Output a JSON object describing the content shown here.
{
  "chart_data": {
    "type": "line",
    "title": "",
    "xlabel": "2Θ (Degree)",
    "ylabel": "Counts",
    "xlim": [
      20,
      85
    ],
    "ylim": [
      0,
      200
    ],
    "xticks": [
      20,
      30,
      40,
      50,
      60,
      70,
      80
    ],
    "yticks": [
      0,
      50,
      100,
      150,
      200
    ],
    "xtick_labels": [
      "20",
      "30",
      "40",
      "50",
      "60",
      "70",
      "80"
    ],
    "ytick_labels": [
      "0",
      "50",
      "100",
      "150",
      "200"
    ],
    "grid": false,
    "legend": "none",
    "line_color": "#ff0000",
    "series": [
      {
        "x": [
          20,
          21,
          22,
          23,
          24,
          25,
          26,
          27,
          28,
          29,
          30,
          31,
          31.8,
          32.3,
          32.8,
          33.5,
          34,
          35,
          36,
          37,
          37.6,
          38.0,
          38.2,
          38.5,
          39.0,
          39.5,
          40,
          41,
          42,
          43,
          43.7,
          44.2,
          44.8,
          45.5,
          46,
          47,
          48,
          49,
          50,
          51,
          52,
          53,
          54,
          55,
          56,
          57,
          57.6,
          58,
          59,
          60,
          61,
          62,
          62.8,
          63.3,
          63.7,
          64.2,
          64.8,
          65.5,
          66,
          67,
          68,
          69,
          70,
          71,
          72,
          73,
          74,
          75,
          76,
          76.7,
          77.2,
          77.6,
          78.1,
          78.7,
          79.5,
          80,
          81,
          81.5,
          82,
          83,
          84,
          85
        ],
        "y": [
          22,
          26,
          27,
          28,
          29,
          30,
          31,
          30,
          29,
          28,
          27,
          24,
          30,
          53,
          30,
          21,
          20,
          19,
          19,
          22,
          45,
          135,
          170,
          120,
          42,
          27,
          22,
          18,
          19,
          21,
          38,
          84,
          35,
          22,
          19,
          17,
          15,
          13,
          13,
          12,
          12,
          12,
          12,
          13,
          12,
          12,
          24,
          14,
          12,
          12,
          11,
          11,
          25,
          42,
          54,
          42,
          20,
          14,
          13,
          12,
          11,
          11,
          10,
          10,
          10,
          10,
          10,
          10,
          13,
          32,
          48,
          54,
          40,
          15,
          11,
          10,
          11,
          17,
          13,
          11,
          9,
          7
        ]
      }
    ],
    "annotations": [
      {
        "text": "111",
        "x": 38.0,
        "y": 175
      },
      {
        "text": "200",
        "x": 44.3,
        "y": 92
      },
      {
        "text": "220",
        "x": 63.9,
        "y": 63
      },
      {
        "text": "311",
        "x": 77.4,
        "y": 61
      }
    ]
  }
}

::::

#### SHORT PROBLEM:
Reproduce the material verbatim, line by line.

#### ANSWER TO THE PROBLEM:
Output a JSON object describing the content shown here.
{
  "chart_data": {
    "type": "line",
    "title": "",
    "xlabel": "2Θ (Degree)",
    "ylabel": "Counts",
    "xlim": [
      20,
      85
    ],
    "ylim": [
      0,
      200
    ],
    "xticks": [
      20,
      30,
      40,
      50,
      60,
      70,
      80
    ],
    "yticks": [
      0,
      50,
      100,
      150,
      200
    ],
    "xtick_labels": [
      "20",
      "30",
      "40",
      "50",
      "60",
      "70",
      "80"
    ],
    "ytick_labels": [
      "0",
      "50",
      "100",
      "150",
      "200"
    ],
    "grid": false,
    "legend": "none",
    "line_color": "#ff0000",
    "series": [
      {
        "x": [
          20,
          21,
          22,
          23,
          24,
          25,
          26,
          27,
          28,
          29,
          30,
          31,
          31.8,
          32.3,
          32.8,
          33.5,
          34,
          35,
          36,
          37,
          37.6,
          38.0,
          38.2,
          38.5,
          39.0,
          39.5,
          40,
          41,
          42,
          43,
          43.7,
          44.2,
          44.8,
          45.5,
          46,
          47,
          48,
          49,
          50,
          51,
          52,
          53,
          54,
          55,
          56,
          57,
          57.6,
          58,
          59,
          60,
          61,
          62,
          62.8,
          63.3,
          63.7,
          64.2,
          64.8,
          65.5,
          66,
          67,
          68,
          69,
          70,
          71,
          72,
          73,
          74,
          75,
          76,
          76.7,
          77.2,
          77.6,
          78.1,
          78.7,
          79.5,
          80,
          81,
          81.5,
          82,
          83,
          84,
          85
        ],
        "y": [
          22,
          26,
          27,
          28,
          29,
          30,
          31,
          30,
          29,
          28,
          27,
          24,
          30,
          53,
          30,
          21,
          20,
          19,
          19,
          22,
          45,
          135,
          170,
          120,
          42,
          27,
          22,
          18,
          19,
          21,
          38,
          84,
          35,
          22,
          19,
          17,
          15,
          13,
          13,
          12,
          12,
          12,
          12,
          13,
          12,
          12,
          24,
          14,
          12,
          12,
          11,
          11,
          25,
          42,
          54,
          42,
          20,
          14,
          13,
          12,
          11,
          11,
          10,
          10,
          10,
          10,
          10,
          10,
          13,
          32,
          48,
          54,
          40,
          15,
          11,
          10,
          11,
          17,
          13,
          11,
          9,
          7
        ]
      }
    ],
    "annotations": [
      {
        "text": "111",
        "x": 38.0,
        "y": 175
      },
      {
        "text": "200",
        "x": 44.3,
        "y": 92
      },
      {
        "text": "220",
        "x": 63.9,
        "y": 63
      },
      {
        "text": "311",
        "x": 77.4,
        "y": 61
      }
    ]
  }
}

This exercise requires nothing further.